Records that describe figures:
######
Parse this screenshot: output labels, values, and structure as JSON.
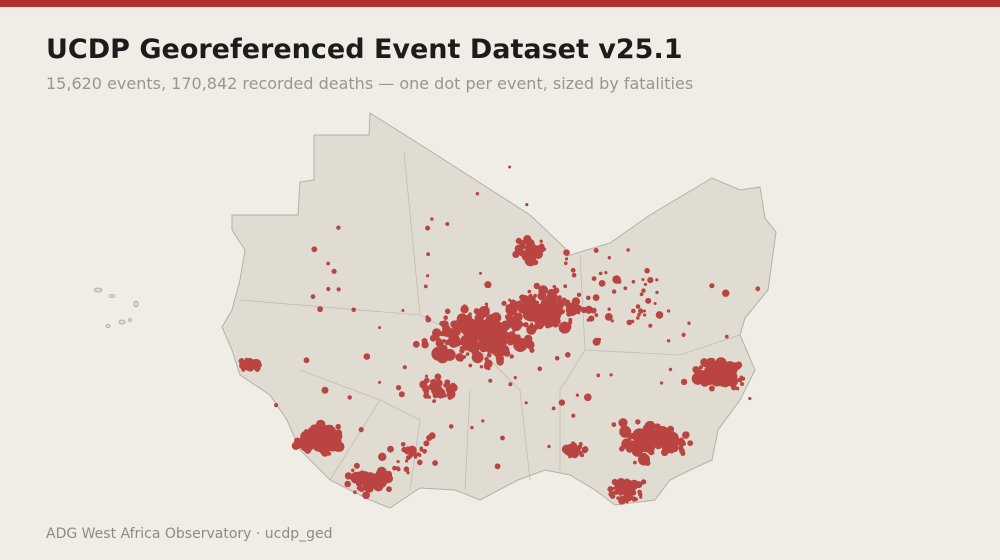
{
  "header": {
    "title": "UCDP Georeferenced Event Dataset v25.1",
    "subtitle": "15,620 events, 170,842 recorded deaths — one dot per event, sized by fatalities"
  },
  "footer": {
    "source": "ADG West Africa Observatory · ucdp_ged"
  }
}
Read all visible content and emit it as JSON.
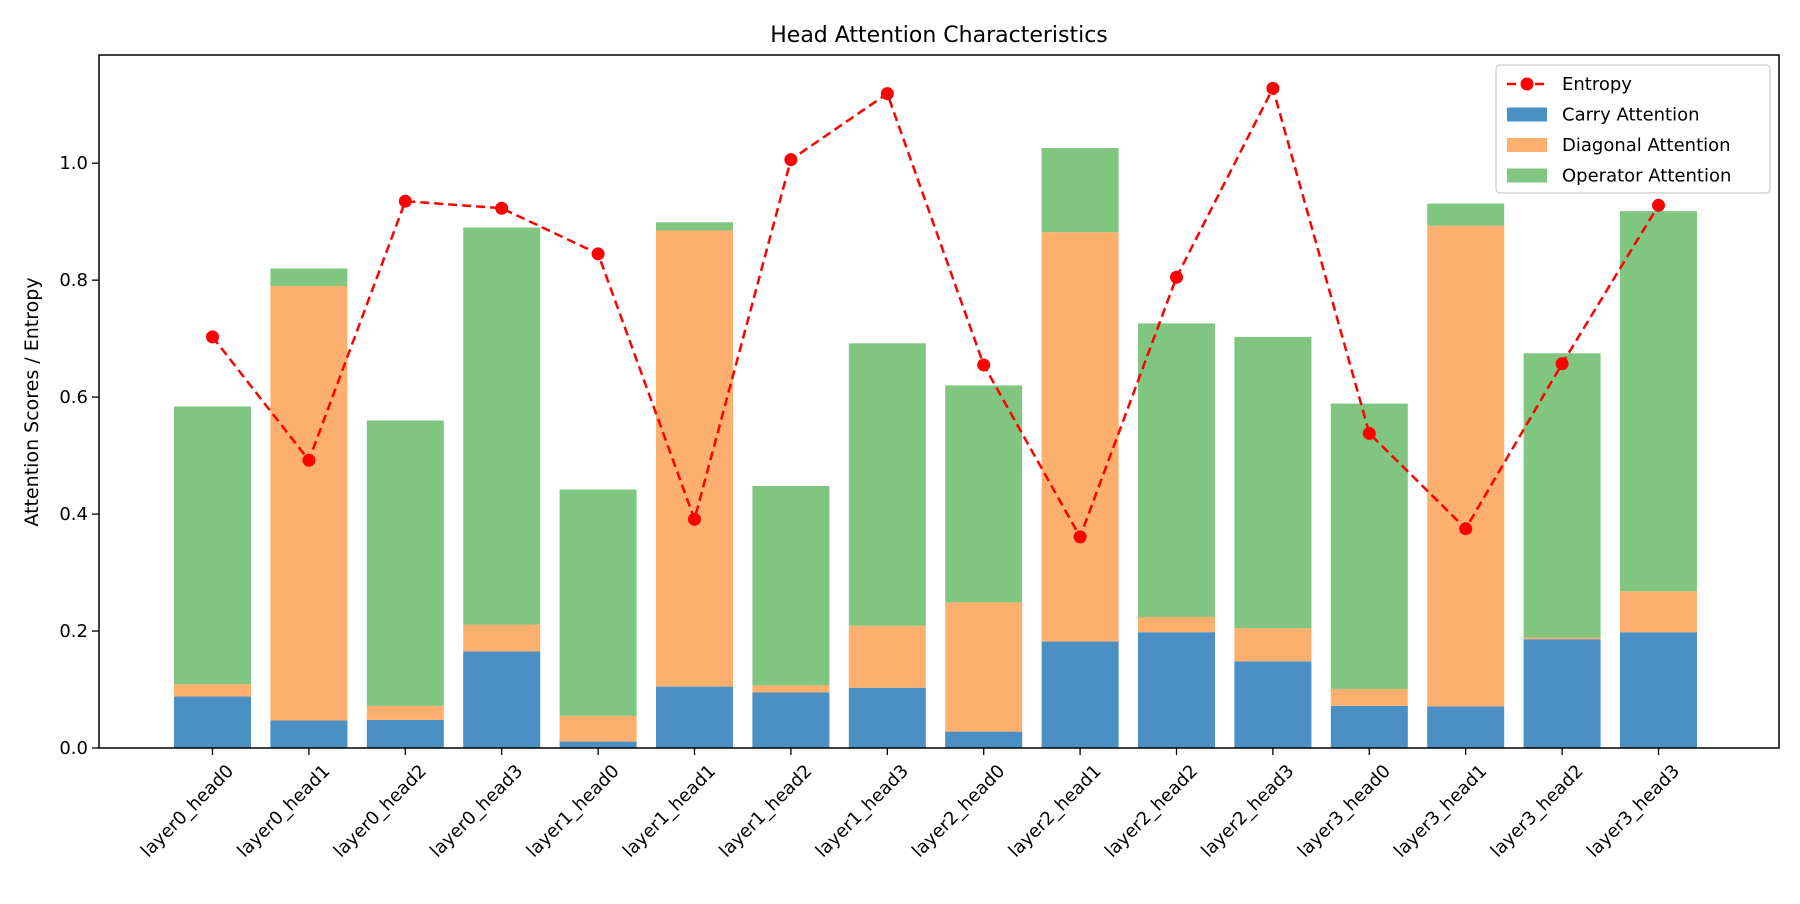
{
  "chart_data": {
    "type": "bar",
    "stacked": true,
    "title": "Head Attention Characteristics",
    "xlabel": "",
    "ylabel": "Attention Scores / Entropy",
    "ylim": [
      0,
      1.185
    ],
    "yticks": [
      "0.0",
      "0.2",
      "0.4",
      "0.6",
      "0.8",
      "1.0"
    ],
    "grid": false,
    "legend_position": "top-right",
    "categories": [
      "layer0_head0",
      "layer0_head1",
      "layer0_head2",
      "layer0_head3",
      "layer1_head0",
      "layer1_head1",
      "layer1_head2",
      "layer1_head3",
      "layer2_head0",
      "layer2_head1",
      "layer2_head2",
      "layer2_head3",
      "layer3_head0",
      "layer3_head1",
      "layer3_head2",
      "layer3_head3"
    ],
    "series": [
      {
        "name": "Carry Attention",
        "kind": "bar",
        "color": "#4a90c4",
        "values": [
          0.088,
          0.047,
          0.048,
          0.165,
          0.011,
          0.105,
          0.095,
          0.103,
          0.028,
          0.182,
          0.198,
          0.148,
          0.072,
          0.071,
          0.186,
          0.198
        ]
      },
      {
        "name": "Diagonal Attention",
        "kind": "bar",
        "color": "#fdb06e",
        "values": [
          0.021,
          0.743,
          0.024,
          0.046,
          0.044,
          0.78,
          0.012,
          0.106,
          0.221,
          0.7,
          0.026,
          0.057,
          0.029,
          0.822,
          0.003,
          0.07
        ]
      },
      {
        "name": "Operator Attention",
        "kind": "bar",
        "color": "#80c680",
        "values": [
          0.475,
          0.03,
          0.488,
          0.679,
          0.387,
          0.014,
          0.341,
          0.483,
          0.371,
          0.144,
          0.502,
          0.498,
          0.488,
          0.038,
          0.486,
          0.65
        ]
      },
      {
        "name": "Entropy",
        "kind": "line",
        "color": "#ff0000",
        "values": [
          0.703,
          0.492,
          0.935,
          0.923,
          0.845,
          0.391,
          1.006,
          1.119,
          0.655,
          0.361,
          0.805,
          1.128,
          0.538,
          0.375,
          0.657,
          0.928
        ]
      }
    ],
    "legend_order": [
      "Entropy",
      "Carry Attention",
      "Diagonal Attention",
      "Operator Attention"
    ]
  }
}
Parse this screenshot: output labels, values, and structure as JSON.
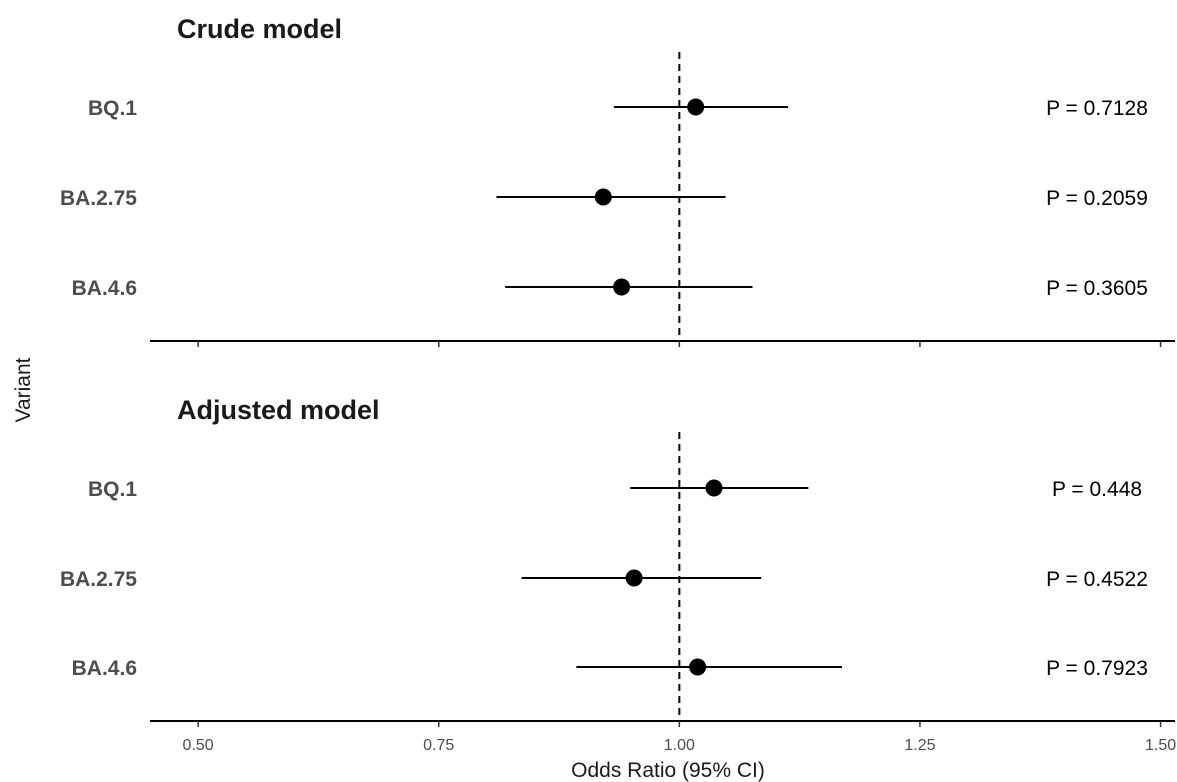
{
  "chart_data": {
    "type": "forest",
    "xlabel": "Odds Ratio (95% CI)",
    "ylabel": "Variant",
    "xlim": [
      0.45,
      1.515
    ],
    "x_ticks": [
      "0.50",
      "0.75",
      "1.00",
      "1.25",
      "1.50"
    ],
    "reference_line": 1.0,
    "grid": false,
    "panels": [
      {
        "title": "Crude model",
        "rows": [
          {
            "label": "BQ.1",
            "or": 1.017,
            "lower": 0.932,
            "upper": 1.113,
            "p": "P = 0.7128"
          },
          {
            "label": "BA.2.75",
            "or": 0.921,
            "lower": 0.81,
            "upper": 1.048,
            "p": "P = 0.2059"
          },
          {
            "label": "BA.4.6",
            "or": 0.94,
            "lower": 0.819,
            "upper": 1.076,
            "p": "P = 0.3605"
          }
        ]
      },
      {
        "title": "Adjusted model",
        "rows": [
          {
            "label": "BQ.1",
            "or": 1.036,
            "lower": 0.949,
            "upper": 1.134,
            "p": "P = 0.448"
          },
          {
            "label": "BA.2.75",
            "or": 0.953,
            "lower": 0.836,
            "upper": 1.085,
            "p": "P = 0.4522"
          },
          {
            "label": "BA.4.6",
            "or": 1.019,
            "lower": 0.893,
            "upper": 1.169,
            "p": "P = 0.7923"
          }
        ]
      }
    ]
  }
}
######
TASK:
Return only the count of lines in the records that hold the word "Attention".

SOLUTION:
8